__What you have to do__:
Pull out every line of the listing below where "structured" appears.

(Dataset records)
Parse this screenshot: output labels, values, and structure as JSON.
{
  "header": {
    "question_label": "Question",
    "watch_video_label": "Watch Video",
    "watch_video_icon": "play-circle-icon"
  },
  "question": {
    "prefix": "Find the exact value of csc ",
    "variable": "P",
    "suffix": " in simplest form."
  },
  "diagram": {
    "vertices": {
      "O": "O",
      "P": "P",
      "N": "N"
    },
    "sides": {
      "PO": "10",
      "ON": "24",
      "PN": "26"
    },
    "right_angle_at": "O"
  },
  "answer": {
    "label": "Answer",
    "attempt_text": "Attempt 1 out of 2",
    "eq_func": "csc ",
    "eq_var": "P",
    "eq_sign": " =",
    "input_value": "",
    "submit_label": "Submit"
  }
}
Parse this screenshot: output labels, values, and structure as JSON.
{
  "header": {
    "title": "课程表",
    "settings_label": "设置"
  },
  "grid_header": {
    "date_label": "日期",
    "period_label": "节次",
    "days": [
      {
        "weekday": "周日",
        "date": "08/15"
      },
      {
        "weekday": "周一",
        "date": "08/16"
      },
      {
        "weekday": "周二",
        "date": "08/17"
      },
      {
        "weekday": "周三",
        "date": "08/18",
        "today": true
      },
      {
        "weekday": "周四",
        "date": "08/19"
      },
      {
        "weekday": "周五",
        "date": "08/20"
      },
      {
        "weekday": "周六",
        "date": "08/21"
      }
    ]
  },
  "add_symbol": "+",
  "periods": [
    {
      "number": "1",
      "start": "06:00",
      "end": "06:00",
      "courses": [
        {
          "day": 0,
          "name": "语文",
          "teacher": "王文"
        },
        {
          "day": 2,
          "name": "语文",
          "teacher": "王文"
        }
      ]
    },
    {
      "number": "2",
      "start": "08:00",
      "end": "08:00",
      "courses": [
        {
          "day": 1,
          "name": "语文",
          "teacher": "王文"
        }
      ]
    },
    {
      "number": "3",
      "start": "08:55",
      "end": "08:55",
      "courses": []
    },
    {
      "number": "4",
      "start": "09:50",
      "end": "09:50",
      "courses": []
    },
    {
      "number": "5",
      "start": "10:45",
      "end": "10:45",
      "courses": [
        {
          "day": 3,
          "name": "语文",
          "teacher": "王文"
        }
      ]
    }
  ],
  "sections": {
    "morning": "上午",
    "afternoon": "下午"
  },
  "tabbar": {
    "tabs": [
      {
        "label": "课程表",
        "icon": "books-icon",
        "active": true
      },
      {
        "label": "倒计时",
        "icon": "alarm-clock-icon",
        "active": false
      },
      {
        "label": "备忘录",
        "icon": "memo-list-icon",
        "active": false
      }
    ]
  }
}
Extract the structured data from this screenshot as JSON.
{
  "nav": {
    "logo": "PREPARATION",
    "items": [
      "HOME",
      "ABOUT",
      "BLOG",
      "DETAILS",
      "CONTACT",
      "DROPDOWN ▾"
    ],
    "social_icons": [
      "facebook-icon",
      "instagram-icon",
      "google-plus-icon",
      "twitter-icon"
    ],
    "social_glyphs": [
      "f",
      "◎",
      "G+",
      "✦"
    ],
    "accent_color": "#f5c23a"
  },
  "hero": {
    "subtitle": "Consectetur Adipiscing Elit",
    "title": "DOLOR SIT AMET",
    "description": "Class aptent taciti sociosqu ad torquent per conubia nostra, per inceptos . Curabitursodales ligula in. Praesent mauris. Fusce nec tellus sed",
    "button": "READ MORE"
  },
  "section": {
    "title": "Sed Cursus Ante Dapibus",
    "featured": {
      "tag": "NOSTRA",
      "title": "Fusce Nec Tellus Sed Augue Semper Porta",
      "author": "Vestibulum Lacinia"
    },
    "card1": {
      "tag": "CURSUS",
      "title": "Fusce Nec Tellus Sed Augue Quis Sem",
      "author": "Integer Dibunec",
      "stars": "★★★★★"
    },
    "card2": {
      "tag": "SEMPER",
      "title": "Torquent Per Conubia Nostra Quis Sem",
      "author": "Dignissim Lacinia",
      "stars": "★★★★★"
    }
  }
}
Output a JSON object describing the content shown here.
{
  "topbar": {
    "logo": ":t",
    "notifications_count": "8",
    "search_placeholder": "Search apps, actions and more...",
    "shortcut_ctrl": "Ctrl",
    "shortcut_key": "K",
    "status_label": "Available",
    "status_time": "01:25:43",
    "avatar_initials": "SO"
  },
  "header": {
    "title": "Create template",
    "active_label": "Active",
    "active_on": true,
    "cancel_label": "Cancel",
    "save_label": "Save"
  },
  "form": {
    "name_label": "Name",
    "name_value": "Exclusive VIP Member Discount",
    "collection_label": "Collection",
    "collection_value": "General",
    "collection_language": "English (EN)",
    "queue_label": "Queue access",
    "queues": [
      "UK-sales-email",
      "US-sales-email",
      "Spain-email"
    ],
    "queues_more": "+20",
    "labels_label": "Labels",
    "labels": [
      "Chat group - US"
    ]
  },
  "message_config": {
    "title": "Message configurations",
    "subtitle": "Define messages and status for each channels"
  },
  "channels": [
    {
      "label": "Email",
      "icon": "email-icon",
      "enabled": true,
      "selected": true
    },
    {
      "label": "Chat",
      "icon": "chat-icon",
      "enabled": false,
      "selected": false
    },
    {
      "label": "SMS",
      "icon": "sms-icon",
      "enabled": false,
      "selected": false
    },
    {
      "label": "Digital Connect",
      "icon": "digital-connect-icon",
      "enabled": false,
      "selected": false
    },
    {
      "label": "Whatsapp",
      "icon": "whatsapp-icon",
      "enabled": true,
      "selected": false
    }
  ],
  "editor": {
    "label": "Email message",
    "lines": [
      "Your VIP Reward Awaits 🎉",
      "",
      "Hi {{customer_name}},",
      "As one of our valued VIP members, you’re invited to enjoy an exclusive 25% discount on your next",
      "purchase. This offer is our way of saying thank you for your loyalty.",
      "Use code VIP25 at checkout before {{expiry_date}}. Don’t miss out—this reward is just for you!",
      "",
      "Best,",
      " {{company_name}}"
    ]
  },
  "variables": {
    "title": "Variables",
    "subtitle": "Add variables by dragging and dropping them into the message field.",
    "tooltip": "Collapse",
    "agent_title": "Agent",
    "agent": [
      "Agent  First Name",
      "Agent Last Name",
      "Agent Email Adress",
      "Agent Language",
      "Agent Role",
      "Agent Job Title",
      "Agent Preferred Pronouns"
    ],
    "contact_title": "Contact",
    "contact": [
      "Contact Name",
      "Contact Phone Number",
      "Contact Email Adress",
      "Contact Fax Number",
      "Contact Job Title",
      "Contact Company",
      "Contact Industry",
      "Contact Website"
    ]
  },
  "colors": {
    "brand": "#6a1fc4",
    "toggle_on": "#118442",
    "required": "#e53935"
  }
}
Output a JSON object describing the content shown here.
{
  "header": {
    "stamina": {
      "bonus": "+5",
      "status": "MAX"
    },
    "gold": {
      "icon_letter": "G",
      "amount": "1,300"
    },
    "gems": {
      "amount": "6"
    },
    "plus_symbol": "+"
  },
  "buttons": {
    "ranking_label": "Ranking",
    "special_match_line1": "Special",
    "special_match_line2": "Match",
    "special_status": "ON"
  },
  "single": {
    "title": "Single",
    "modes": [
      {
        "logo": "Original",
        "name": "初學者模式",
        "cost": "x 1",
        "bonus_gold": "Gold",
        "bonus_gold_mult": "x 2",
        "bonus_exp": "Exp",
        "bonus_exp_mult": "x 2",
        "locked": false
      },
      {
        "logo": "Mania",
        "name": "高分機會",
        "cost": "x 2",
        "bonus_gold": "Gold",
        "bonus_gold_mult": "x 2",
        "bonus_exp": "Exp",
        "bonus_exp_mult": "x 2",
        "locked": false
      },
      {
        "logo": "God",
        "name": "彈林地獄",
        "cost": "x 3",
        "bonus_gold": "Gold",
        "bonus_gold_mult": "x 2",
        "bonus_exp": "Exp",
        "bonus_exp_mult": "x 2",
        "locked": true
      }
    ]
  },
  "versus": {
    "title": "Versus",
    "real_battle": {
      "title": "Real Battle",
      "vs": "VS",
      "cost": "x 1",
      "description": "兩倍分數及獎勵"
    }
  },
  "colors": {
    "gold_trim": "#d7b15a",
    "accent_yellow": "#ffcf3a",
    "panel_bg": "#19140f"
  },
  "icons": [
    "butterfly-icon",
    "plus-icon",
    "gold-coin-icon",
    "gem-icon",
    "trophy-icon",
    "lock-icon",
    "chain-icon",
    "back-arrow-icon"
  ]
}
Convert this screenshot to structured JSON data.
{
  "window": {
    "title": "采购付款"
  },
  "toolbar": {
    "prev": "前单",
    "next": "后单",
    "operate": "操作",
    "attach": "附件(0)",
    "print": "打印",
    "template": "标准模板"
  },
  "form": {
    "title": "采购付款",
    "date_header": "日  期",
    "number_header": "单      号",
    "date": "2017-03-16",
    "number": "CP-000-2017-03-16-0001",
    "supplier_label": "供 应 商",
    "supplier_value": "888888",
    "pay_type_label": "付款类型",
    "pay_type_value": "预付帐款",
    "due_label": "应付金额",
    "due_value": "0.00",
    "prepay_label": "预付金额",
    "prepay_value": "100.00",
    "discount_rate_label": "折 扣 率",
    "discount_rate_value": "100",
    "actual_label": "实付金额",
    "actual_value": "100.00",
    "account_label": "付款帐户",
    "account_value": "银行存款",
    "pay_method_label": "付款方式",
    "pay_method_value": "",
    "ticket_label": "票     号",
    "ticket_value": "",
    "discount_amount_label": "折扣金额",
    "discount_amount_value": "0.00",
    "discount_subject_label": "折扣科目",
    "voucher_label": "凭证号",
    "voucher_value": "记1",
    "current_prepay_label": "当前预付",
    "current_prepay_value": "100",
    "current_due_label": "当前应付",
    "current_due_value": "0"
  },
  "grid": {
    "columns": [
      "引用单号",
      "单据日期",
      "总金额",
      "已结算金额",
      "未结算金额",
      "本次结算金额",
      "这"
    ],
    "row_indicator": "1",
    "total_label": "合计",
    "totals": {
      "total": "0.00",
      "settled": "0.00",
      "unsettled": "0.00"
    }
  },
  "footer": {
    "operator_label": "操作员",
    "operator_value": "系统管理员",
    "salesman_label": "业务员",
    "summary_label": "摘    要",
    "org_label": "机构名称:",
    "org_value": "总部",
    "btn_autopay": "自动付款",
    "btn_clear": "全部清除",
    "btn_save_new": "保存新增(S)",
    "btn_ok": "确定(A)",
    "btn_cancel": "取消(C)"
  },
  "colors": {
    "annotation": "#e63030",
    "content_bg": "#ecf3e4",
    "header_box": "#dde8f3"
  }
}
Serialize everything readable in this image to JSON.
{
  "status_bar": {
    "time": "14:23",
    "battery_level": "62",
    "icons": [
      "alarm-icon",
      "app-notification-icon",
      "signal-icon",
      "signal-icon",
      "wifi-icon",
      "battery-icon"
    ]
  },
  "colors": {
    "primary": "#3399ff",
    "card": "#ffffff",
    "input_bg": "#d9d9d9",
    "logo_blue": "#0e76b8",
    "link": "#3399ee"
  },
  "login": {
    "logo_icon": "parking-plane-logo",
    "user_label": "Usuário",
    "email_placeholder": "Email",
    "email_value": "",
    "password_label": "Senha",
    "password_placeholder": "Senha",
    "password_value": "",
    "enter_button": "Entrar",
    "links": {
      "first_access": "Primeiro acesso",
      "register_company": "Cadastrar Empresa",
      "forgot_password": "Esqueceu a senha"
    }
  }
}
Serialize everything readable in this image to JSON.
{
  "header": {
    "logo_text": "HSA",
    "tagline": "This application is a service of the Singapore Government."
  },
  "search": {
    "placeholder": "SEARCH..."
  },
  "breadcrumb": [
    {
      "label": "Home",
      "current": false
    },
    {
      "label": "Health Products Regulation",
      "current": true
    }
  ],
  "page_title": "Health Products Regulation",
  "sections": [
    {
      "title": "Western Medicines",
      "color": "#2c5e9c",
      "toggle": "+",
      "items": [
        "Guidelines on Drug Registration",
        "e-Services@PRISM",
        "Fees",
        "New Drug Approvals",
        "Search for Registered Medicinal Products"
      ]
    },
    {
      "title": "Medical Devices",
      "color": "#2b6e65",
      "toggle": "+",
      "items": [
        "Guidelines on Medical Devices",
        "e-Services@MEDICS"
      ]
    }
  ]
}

__Task response__:
Extract the structured data from this screenshot as JSON.
Convert this screenshot to structured JSON data.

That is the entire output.